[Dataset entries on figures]
⟨
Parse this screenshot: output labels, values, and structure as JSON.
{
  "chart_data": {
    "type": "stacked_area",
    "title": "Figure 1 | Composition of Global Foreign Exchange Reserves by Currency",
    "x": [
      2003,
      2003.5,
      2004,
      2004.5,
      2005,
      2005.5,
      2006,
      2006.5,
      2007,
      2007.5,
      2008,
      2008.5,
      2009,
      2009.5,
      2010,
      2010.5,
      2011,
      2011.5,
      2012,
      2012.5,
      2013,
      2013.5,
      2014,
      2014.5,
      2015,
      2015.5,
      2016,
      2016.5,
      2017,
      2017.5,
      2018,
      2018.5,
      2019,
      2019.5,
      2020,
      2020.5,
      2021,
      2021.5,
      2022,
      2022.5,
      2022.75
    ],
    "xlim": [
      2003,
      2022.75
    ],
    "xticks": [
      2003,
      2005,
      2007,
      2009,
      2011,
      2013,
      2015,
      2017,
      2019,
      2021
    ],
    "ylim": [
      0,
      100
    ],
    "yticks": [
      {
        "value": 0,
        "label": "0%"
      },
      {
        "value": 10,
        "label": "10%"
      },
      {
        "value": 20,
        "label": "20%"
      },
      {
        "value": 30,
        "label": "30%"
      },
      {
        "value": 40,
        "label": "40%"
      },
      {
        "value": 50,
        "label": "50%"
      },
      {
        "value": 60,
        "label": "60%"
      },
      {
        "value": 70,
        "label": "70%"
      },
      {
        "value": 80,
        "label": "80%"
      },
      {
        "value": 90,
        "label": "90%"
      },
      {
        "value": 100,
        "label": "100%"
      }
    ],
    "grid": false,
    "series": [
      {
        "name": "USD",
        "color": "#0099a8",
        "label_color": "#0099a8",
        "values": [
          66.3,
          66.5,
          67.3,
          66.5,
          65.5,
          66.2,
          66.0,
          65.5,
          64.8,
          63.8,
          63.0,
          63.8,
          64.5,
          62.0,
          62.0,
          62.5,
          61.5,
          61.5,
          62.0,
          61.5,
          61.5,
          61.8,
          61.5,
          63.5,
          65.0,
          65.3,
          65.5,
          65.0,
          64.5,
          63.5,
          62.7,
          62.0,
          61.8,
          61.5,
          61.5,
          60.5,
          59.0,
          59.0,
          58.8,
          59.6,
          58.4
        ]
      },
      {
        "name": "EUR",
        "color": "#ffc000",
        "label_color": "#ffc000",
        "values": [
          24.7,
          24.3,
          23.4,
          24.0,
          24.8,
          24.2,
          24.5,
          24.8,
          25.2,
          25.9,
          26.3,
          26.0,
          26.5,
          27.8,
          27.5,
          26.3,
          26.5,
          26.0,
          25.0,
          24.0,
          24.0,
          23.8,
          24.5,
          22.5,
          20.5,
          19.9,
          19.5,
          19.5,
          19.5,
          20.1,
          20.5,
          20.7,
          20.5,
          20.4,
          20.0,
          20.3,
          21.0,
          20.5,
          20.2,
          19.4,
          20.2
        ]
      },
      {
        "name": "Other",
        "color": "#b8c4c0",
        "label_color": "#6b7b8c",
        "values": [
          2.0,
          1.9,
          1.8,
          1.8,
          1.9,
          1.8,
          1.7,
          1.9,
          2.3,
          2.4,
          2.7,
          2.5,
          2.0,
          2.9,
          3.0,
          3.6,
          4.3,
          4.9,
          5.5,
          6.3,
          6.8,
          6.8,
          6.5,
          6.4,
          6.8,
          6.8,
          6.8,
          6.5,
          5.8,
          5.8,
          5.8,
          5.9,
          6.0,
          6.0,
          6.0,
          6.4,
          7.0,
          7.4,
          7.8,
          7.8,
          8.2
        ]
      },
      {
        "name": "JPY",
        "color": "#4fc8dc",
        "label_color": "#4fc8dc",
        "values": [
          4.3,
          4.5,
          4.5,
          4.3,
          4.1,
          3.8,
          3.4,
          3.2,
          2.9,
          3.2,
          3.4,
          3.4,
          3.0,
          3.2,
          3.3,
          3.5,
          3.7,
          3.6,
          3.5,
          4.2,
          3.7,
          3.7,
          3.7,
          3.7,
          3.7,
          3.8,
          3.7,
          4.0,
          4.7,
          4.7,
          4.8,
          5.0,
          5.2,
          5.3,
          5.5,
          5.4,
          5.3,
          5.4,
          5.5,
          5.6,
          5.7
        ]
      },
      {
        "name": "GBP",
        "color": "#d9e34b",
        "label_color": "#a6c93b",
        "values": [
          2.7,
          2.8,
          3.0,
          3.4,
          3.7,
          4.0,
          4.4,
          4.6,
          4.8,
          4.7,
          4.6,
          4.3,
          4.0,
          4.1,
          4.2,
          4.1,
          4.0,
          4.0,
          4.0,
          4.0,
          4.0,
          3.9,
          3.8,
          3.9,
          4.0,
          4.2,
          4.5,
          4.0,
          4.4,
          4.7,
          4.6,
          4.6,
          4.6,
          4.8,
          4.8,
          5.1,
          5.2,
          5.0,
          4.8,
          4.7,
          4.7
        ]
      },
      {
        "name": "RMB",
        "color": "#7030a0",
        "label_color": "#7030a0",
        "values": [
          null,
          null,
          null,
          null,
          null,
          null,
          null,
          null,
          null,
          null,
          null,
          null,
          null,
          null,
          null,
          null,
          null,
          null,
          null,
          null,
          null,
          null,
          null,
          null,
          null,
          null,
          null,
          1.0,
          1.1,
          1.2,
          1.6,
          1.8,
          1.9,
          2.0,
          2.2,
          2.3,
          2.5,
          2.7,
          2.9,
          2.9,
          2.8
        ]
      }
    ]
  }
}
⟩
### Your instructions
Look through the listing and extract every line with "name" in it.

### Response to this task
        "name": "USD",
        "name": "EUR",
        "name": "Other",
        "name": "JPY",
        "name": "GBP",
        "name": "RMB",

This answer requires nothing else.